■ Stored items:

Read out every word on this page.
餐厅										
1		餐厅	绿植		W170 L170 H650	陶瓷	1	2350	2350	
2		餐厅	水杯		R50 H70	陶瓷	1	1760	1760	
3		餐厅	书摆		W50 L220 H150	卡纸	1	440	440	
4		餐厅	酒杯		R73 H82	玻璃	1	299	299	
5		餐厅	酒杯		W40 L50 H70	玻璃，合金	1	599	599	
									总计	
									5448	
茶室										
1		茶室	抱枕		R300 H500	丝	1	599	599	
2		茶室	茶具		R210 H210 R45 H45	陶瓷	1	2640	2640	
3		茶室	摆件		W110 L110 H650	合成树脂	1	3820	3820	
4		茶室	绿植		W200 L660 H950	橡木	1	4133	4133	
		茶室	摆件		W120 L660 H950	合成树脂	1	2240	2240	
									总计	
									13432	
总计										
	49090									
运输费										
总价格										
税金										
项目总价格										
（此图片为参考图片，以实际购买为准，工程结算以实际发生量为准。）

■ To do: Gather up the lines that contain the word "合成树脂".

■ Exercise solution:
3		茶室	摆件		W110 L110 H650	合成树脂	1	3820	3820	
		茶室	摆件		W120 L660 H950	合成树脂	1	2240	2240	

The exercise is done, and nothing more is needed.